### RECORD EXTRACTS
::::::
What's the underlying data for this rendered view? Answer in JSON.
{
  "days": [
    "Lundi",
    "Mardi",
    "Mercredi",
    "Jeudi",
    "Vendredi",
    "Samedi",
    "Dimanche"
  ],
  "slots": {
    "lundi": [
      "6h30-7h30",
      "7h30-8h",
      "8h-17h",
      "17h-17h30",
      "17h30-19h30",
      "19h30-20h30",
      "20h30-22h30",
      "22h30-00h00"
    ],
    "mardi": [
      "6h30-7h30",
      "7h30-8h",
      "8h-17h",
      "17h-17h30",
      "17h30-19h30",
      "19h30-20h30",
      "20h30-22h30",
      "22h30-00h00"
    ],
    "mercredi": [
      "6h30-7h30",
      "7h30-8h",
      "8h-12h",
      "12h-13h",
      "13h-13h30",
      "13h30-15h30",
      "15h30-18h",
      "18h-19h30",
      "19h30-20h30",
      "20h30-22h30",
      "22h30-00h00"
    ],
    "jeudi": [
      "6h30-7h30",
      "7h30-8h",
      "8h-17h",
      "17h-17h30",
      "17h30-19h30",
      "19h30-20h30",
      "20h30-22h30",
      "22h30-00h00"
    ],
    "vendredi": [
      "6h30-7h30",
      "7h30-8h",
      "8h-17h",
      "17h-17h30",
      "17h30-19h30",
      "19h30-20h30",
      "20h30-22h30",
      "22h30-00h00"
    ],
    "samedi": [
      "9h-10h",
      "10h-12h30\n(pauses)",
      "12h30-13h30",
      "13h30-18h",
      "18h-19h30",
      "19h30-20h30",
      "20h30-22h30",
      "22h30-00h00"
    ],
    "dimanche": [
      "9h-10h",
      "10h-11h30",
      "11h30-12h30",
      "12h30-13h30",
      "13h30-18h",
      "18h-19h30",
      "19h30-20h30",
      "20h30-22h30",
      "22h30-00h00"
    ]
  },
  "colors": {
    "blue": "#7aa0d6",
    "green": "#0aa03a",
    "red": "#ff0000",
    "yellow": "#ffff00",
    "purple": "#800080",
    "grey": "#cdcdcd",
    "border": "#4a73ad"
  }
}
::::::
### WORK TO DO
Write out the entries in full, exactly as given.

### COMPLETED EXERCISE
What's the underlying data for this rendered view? Answer in JSON.
{
  "days": [
    "Lundi",
    "Mardi",
    "Mercredi",
    "Jeudi",
    "Vendredi",
    "Samedi",
    "Dimanche"
  ],
  "slots": {
    "lundi": [
      "6h30-7h30",
      "7h30-8h",
      "8h-17h",
      "17h-17h30",
      "17h30-19h30",
      "19h30-20h30",
      "20h30-22h30",
      "22h30-00h00"
    ],
    "mardi": [
      "6h30-7h30",
      "7h30-8h",
      "8h-17h",
      "17h-17h30",
      "17h30-19h30",
      "19h30-20h30",
      "20h30-22h30",
      "22h30-00h00"
    ],
    "mercredi": [
      "6h30-7h30",
      "7h30-8h",
      "8h-12h",
      "12h-13h",
      "13h-13h30",
      "13h30-15h30",
      "15h30-18h",
      "18h-19h30",
      "19h30-20h30",
      "20h30-22h30",
      "22h30-00h00"
    ],
    "jeudi": [
      "6h30-7h30",
      "7h30-8h",
      "8h-17h",
      "17h-17h30",
      "17h30-19h30",
      "19h30-20h30",
      "20h30-22h30",
      "22h30-00h00"
    ],
    "vendredi": [
      "6h30-7h30",
      "7h30-8h",
      "8h-17h",
      "17h-17h30",
      "17h30-19h30",
      "19h30-20h30",
      "20h30-22h30",
      "22h30-00h00"
    ],
    "samedi": [
      "9h-10h",
      "10h-12h30\n(pauses)",
      "12h30-13h30",
      "13h30-18h",
      "18h-19h30",
      "19h30-20h30",
      "20h30-22h30",
      "22h30-00h00"
    ],
    "dimanche": [
      "9h-10h",
      "10h-11h30",
      "11h30-12h30",
      "12h30-13h30",
      "13h30-18h",
      "18h-19h30",
      "19h30-20h30",
      "20h30-22h30",
      "22h30-00h00"
    ]
  },
  "colors": {
    "blue": "#7aa0d6",
    "green": "#0aa03a",
    "red": "#ff0000",
    "yellow": "#ffff00",
    "purple": "#800080",
    "grey": "#cdcdcd",
    "border": "#4a73ad"
  }
}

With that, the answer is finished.